**SET PROBLEM:**
Please reproduce every record, keeping each one exactly as written.

— Start of WORKING DATA —

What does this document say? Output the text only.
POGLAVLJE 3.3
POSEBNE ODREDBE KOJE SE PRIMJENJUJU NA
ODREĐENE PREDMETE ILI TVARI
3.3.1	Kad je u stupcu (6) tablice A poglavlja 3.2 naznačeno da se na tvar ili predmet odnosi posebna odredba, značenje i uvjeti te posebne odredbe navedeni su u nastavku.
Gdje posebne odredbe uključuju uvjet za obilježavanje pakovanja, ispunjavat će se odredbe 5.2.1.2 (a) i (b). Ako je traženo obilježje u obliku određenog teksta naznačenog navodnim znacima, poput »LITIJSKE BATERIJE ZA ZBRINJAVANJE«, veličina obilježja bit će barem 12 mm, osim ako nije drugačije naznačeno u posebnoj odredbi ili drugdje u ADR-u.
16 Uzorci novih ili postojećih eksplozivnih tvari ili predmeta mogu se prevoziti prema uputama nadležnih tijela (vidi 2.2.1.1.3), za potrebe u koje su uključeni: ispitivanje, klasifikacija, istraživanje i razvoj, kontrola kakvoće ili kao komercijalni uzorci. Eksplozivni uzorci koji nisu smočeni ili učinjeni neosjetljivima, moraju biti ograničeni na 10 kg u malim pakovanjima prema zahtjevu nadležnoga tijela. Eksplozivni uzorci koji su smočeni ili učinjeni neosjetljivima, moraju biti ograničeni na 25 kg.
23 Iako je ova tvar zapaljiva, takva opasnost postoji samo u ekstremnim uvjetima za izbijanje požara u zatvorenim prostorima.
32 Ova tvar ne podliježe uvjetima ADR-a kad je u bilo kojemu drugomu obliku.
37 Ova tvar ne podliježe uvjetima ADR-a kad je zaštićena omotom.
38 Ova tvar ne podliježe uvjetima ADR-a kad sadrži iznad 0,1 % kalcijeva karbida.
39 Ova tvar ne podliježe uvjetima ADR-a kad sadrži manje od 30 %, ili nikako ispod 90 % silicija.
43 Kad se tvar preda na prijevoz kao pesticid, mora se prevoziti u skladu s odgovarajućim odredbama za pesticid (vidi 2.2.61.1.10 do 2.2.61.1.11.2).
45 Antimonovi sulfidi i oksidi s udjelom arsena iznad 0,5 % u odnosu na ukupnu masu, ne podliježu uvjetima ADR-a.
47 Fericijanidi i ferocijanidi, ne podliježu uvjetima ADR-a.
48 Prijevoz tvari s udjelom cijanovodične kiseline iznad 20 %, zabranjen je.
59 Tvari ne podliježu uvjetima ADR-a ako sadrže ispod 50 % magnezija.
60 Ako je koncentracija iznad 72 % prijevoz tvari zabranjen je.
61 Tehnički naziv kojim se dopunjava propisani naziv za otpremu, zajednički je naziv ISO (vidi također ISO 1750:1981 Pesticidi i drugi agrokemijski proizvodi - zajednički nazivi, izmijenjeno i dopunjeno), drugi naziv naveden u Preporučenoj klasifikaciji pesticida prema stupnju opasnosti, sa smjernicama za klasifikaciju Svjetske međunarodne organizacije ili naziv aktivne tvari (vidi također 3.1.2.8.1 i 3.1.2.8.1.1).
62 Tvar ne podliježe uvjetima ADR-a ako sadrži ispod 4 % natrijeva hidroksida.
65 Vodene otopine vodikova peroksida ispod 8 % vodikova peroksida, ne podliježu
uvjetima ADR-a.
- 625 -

— End of WORKING DATA —

**SOLUTION FOR THIS PROBLEM:**
What does this document say? Output the text only.
POGLAVLJE 3.3
POSEBNE ODREDBE KOJE SE PRIMJENJUJU NA
ODREĐENE PREDMETE ILI TVARI
3.3.1	Kad je u stupcu (6) tablice A poglavlja 3.2 naznačeno da se na tvar ili predmet odnosi posebna odredba, značenje i uvjeti te posebne odredbe navedeni su u nastavku.
Gdje posebne odredbe uključuju uvjet za obilježavanje pakovanja, ispunjavat će se odredbe 5.2.1.2 (a) i (b). Ako je traženo obilježje u obliku određenog teksta naznačenog navodnim znacima, poput »LITIJSKE BATERIJE ZA ZBRINJAVANJE«, veličina obilježja bit će barem 12 mm, osim ako nije drugačije naznačeno u posebnoj odredbi ili drugdje u ADR-u.
16 Uzorci novih ili postojećih eksplozivnih tvari ili predmeta mogu se prevoziti prema uputama nadležnih tijela (vidi 2.2.1.1.3), za potrebe u koje su uključeni: ispitivanje, klasifikacija, istraživanje i razvoj, kontrola kakvoće ili kao komercijalni uzorci. Eksplozivni uzorci koji nisu smočeni ili učinjeni neosjetljivima, moraju biti ograničeni na 10 kg u malim pakovanjima prema zahtjevu nadležnoga tijela. Eksplozivni uzorci koji su smočeni ili učinjeni neosjetljivima, moraju biti ograničeni na 25 kg.
23 Iako je ova tvar zapaljiva, takva opasnost postoji samo u ekstremnim uvjetima za izbijanje požara u zatvorenim prostorima.
32 Ova tvar ne podliježe uvjetima ADR-a kad je u bilo kojemu drugomu obliku.
37 Ova tvar ne podliježe uvjetima ADR-a kad je zaštićena omotom.
38 Ova tvar ne podliježe uvjetima ADR-a kad sadrži iznad 0,1 % kalcijeva karbida.
39 Ova tvar ne podliježe uvjetima ADR-a kad sadrži manje od 30 %, ili nikako ispod 90 % silicija.
43 Kad se tvar preda na prijevoz kao pesticid, mora se prevoziti u skladu s odgovarajućim odredbama za pesticid (vidi 2.2.61.1.10 do 2.2.61.1.11.2).
45 Antimonovi sulfidi i oksidi s udjelom arsena iznad 0,5 % u odnosu na ukupnu masu, ne podliježu uvjetima ADR-a.
47 Fericijanidi i ferocijanidi, ne podliježu uvjetima ADR-a.
48 Prijevoz tvari s udjelom cijanovodične kiseline iznad 20 %, zabranjen je.
59 Tvari ne podliježu uvjetima ADR-a ako sadrže ispod 50 % magnezija.
60 Ako je koncentracija iznad 72 % prijevoz tvari zabranjen je.
61 Tehnički naziv kojim se dopunjava propisani naziv za otpremu, zajednički je naziv ISO (vidi također ISO 1750:1981 Pesticidi i drugi agrokemijski proizvodi - zajednički nazivi, izmijenjeno i dopunjeno), drugi naziv naveden u Preporučenoj klasifikaciji pesticida prema stupnju opasnosti, sa smjernicama za klasifikaciju Svjetske međunarodne organizacije ili naziv aktivne tvari (vidi također 3.1.2.8.1 i 3.1.2.8.1.1).
62 Tvar ne podliježe uvjetima ADR-a ako sadrži ispod 4 % natrijeva hidroksida.
65 Vodene otopine vodikova peroksida ispod 8 % vodikova peroksida, ne podliježu
uvjetima ADR-a.
- 625 -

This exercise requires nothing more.